* _Exercise prompt_: Give the data again exactly as written, skipping any pictures.

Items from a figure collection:
++++++++++++++++++++

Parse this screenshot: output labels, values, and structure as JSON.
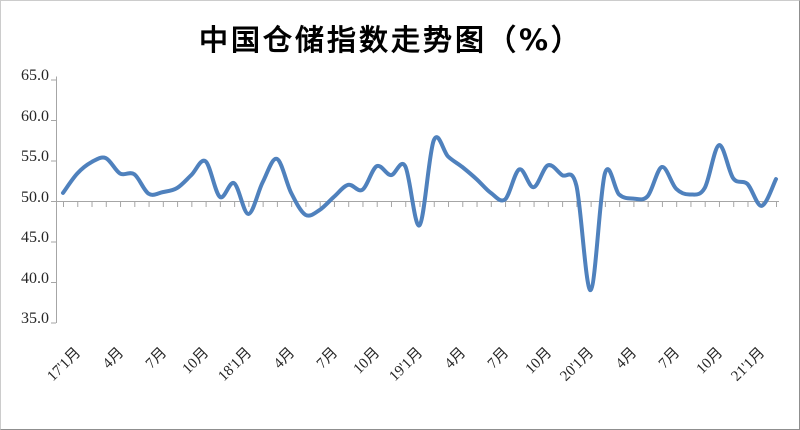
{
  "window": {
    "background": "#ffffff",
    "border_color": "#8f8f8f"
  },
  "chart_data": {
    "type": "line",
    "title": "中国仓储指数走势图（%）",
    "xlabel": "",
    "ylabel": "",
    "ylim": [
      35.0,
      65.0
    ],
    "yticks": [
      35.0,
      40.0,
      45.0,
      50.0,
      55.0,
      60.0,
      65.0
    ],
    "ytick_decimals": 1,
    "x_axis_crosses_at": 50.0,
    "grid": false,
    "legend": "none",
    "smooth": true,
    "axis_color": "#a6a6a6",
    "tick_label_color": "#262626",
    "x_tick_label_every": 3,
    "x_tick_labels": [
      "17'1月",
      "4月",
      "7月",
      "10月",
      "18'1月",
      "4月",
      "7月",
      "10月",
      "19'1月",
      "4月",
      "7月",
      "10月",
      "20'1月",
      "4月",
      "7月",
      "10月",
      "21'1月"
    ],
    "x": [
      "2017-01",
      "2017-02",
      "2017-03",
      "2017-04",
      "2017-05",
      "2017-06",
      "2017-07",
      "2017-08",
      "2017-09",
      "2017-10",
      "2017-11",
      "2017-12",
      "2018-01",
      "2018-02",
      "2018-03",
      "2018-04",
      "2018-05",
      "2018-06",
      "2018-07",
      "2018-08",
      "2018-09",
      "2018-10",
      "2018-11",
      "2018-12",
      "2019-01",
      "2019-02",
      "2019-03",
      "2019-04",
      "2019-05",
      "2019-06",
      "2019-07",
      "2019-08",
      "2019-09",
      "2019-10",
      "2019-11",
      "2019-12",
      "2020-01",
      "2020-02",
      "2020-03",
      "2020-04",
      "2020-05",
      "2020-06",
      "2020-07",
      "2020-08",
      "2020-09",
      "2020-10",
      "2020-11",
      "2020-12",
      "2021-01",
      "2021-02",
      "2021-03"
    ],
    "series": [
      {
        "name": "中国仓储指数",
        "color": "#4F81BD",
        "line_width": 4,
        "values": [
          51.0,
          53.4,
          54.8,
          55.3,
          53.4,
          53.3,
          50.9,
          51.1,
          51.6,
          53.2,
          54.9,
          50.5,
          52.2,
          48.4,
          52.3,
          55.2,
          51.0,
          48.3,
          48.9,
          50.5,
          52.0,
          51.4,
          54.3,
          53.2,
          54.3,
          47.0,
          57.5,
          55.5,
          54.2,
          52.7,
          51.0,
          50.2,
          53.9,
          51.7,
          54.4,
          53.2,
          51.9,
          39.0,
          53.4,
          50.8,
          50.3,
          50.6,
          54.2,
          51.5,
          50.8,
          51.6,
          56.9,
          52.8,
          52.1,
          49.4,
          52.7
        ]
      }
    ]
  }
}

++++++++++++++++++++

* _Finished answer_:
Parse this screenshot: output labels, values, and structure as JSON.
{
  "window": {
    "background": "#ffffff",
    "border_color": "#8f8f8f"
  },
  "chart_data": {
    "type": "line",
    "title": "中国仓储指数走势图（%）",
    "xlabel": "",
    "ylabel": "",
    "ylim": [
      35.0,
      65.0
    ],
    "yticks": [
      35.0,
      40.0,
      45.0,
      50.0,
      55.0,
      60.0,
      65.0
    ],
    "ytick_decimals": 1,
    "x_axis_crosses_at": 50.0,
    "grid": false,
    "legend": "none",
    "smooth": true,
    "axis_color": "#a6a6a6",
    "tick_label_color": "#262626",
    "x_tick_label_every": 3,
    "x_tick_labels": [
      "17'1月",
      "4月",
      "7月",
      "10月",
      "18'1月",
      "4月",
      "7月",
      "10月",
      "19'1月",
      "4月",
      "7月",
      "10月",
      "20'1月",
      "4月",
      "7月",
      "10月",
      "21'1月"
    ],
    "x": [
      "2017-01",
      "2017-02",
      "2017-03",
      "2017-04",
      "2017-05",
      "2017-06",
      "2017-07",
      "2017-08",
      "2017-09",
      "2017-10",
      "2017-11",
      "2017-12",
      "2018-01",
      "2018-02",
      "2018-03",
      "2018-04",
      "2018-05",
      "2018-06",
      "2018-07",
      "2018-08",
      "2018-09",
      "2018-10",
      "2018-11",
      "2018-12",
      "2019-01",
      "2019-02",
      "2019-03",
      "2019-04",
      "2019-05",
      "2019-06",
      "2019-07",
      "2019-08",
      "2019-09",
      "2019-10",
      "2019-11",
      "2019-12",
      "2020-01",
      "2020-02",
      "2020-03",
      "2020-04",
      "2020-05",
      "2020-06",
      "2020-07",
      "2020-08",
      "2020-09",
      "2020-10",
      "2020-11",
      "2020-12",
      "2021-01",
      "2021-02",
      "2021-03"
    ],
    "series": [
      {
        "name": "中国仓储指数",
        "color": "#4F81BD",
        "line_width": 4,
        "values": [
          51.0,
          53.4,
          54.8,
          55.3,
          53.4,
          53.3,
          50.9,
          51.1,
          51.6,
          53.2,
          54.9,
          50.5,
          52.2,
          48.4,
          52.3,
          55.2,
          51.0,
          48.3,
          48.9,
          50.5,
          52.0,
          51.4,
          54.3,
          53.2,
          54.3,
          47.0,
          57.5,
          55.5,
          54.2,
          52.7,
          51.0,
          50.2,
          53.9,
          51.7,
          54.4,
          53.2,
          51.9,
          39.0,
          53.4,
          50.8,
          50.3,
          50.6,
          54.2,
          51.5,
          50.8,
          51.6,
          56.9,
          52.8,
          52.1,
          49.4,
          52.7
        ]
      }
    ]
  }
}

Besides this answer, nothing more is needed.